▶ Exercise: Reproduce each line exactly. Skip none.
■ ■ ■ ■
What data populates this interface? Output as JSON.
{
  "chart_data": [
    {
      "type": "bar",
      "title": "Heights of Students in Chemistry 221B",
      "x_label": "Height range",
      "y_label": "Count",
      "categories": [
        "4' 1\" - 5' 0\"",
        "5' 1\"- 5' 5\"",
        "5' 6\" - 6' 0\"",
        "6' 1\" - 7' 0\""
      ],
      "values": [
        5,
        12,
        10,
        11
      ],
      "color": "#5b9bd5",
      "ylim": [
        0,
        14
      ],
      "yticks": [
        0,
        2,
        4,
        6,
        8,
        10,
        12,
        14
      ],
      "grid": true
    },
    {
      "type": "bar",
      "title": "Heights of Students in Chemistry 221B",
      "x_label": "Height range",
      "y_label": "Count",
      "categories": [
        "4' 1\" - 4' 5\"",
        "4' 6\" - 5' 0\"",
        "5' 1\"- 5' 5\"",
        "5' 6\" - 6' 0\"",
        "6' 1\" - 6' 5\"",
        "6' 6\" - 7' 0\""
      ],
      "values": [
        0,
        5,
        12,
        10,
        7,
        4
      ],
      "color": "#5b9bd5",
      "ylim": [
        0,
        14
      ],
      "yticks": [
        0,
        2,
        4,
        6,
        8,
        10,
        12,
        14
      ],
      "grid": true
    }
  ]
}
■ ■ ■ ■
▶ Result of the task:
What data populates this interface? Output as JSON.
{
  "chart_data": [
    {
      "type": "bar",
      "title": "Heights of Students in Chemistry 221B",
      "x_label": "Height range",
      "y_label": "Count",
      "categories": [
        "4' 1\" - 5' 0\"",
        "5' 1\"- 5' 5\"",
        "5' 6\" - 6' 0\"",
        "6' 1\" - 7' 0\""
      ],
      "values": [
        5,
        12,
        10,
        11
      ],
      "color": "#5b9bd5",
      "ylim": [
        0,
        14
      ],
      "yticks": [
        0,
        2,
        4,
        6,
        8,
        10,
        12,
        14
      ],
      "grid": true
    },
    {
      "type": "bar",
      "title": "Heights of Students in Chemistry 221B",
      "x_label": "Height range",
      "y_label": "Count",
      "categories": [
        "4' 1\" - 4' 5\"",
        "4' 6\" - 5' 0\"",
        "5' 1\"- 5' 5\"",
        "5' 6\" - 6' 0\"",
        "6' 1\" - 6' 5\"",
        "6' 6\" - 7' 0\""
      ],
      "values": [
        0,
        5,
        12,
        10,
        7,
        4
      ],
      "color": "#5b9bd5",
      "ylim": [
        0,
        14
      ],
      "yticks": [
        0,
        2,
        4,
        6,
        8,
        10,
        12,
        14
      ],
      "grid": true
    }
  ]
}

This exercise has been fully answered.